- Problem details: In the listing below, find every line containing "Canin" and copy it out.

Dataset excerpts:
○ ○ ○ ○ ○ ○ ○
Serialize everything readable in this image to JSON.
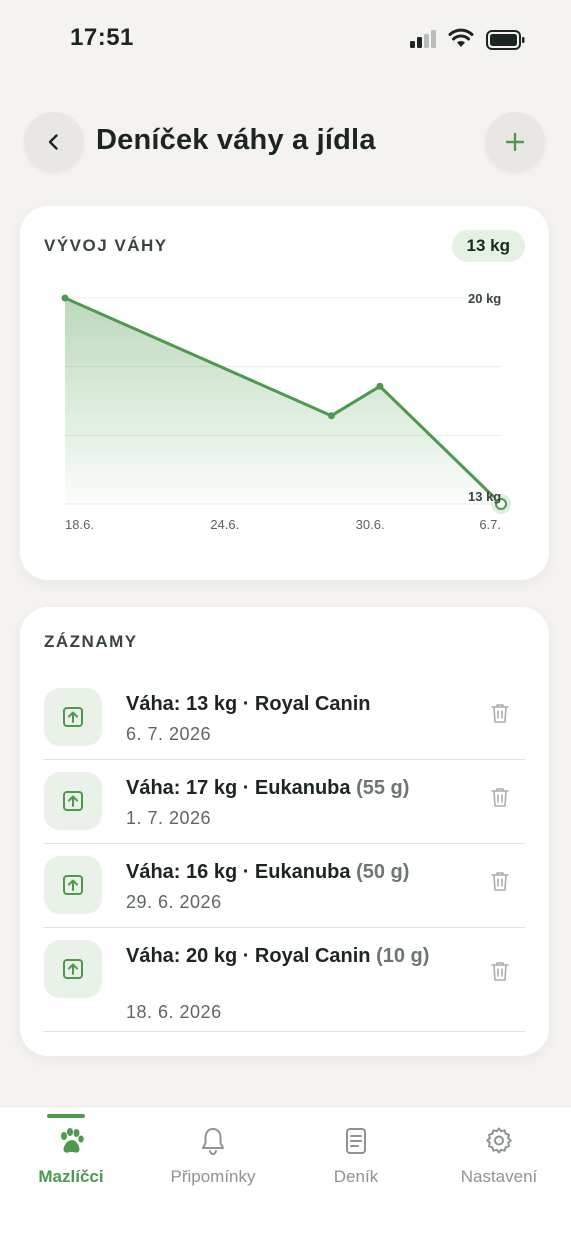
{
  "status_bar": {
    "time": "17:51"
  },
  "header": {
    "title": "Deníček váhy a jídla"
  },
  "chart_card": {
    "heading": "VÝVOJ VÁHY",
    "current_badge": "13 kg"
  },
  "chart_data": {
    "type": "area",
    "categories": [
      "18.6.",
      "24.6.",
      "30.6.",
      "6.7."
    ],
    "series": [
      {
        "points": [
          {
            "x": "18.6.",
            "y": 20
          },
          {
            "x": "29.6.",
            "y": 16
          },
          {
            "x": "1.7.",
            "y": 17
          },
          {
            "x": "6.7.",
            "y": 13
          }
        ]
      }
    ],
    "ylim": [
      13,
      20
    ],
    "y_max_label": "20 kg",
    "y_min_label": "13 kg",
    "grid": true,
    "color": "#4d9a4f"
  },
  "list_card": {
    "heading": "ZÁZNAMY",
    "entries": [
      {
        "title": "Váha: 13 kg · Royal Canin",
        "portion": "",
        "date": "6. 7. 2026"
      },
      {
        "title": "Váha: 17 kg · Eukanuba",
        "portion": "(55 g)",
        "date": "1. 7. 2026"
      },
      {
        "title": "Váha: 16 kg · Eukanuba",
        "portion": "(50 g)",
        "date": "29. 6. 2026"
      },
      {
        "title": "Váha: 20 kg · Royal Canin",
        "portion": "(10 g)",
        "date": "18. 6. 2026"
      }
    ]
  },
  "tabs": [
    {
      "label": "Mazlíčci",
      "icon": "paw-icon",
      "active": true
    },
    {
      "label": "Připomínky",
      "icon": "bell-icon",
      "active": false
    },
    {
      "label": "Deník",
      "icon": "document-icon",
      "active": false
    },
    {
      "label": "Nastavení",
      "icon": "gear-icon",
      "active": false
    }
  ],
  "colors": {
    "accent": "#4d9a4f",
    "background": "#f5f3f0",
    "badge": "#e5f1e3"
  }
}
○ ○ ○ ○ ○ ○ ○
- Answer for the task:
        "title": "Váha: 13 kg · Royal Canin",
        "title": "Váha: 20 kg · Royal Canin",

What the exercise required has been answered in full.